### THE EXERCISE
Copy out every line containing the word "this".

————

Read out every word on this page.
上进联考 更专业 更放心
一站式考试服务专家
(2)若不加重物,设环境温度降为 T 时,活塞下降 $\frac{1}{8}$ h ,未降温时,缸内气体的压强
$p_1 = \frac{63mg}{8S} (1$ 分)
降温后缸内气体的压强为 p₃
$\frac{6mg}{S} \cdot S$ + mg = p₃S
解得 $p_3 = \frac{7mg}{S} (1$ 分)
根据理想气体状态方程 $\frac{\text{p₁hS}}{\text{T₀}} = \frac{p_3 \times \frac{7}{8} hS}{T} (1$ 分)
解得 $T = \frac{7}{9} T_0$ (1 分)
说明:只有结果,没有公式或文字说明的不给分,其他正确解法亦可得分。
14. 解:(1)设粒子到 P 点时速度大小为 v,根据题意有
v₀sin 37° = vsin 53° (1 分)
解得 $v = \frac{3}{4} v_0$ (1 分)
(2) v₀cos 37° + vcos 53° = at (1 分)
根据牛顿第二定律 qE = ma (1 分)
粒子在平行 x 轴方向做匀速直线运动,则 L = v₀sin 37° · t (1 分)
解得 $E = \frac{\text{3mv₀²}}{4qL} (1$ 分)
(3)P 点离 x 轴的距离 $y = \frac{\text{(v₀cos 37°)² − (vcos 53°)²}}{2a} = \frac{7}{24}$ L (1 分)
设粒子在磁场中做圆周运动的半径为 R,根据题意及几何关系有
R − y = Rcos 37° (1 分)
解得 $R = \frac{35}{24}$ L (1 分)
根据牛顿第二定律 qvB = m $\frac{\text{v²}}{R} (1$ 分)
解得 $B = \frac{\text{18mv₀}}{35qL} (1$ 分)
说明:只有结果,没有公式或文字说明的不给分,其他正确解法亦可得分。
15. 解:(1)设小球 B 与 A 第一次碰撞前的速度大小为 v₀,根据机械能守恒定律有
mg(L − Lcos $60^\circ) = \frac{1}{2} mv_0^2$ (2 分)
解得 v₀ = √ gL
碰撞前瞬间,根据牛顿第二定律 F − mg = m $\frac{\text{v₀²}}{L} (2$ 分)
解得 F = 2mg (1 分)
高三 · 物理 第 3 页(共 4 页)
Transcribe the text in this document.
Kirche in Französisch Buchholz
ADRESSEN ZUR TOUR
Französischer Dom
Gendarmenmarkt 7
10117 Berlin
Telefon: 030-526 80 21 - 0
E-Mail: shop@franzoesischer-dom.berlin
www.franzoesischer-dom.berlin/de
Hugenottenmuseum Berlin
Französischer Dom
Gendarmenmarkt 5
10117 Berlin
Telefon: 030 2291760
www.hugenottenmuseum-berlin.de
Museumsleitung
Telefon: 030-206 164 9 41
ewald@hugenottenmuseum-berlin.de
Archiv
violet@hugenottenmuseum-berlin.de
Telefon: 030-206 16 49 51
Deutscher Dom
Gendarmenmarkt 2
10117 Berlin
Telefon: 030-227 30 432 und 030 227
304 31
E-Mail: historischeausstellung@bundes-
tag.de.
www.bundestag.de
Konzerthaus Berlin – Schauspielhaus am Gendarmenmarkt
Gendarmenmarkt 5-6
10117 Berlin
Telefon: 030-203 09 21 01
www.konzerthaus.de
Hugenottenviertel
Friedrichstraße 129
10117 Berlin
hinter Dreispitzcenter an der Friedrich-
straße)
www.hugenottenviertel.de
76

————

### THE OUTPUT
Read out every word on this page.
Transcribe the text in this document.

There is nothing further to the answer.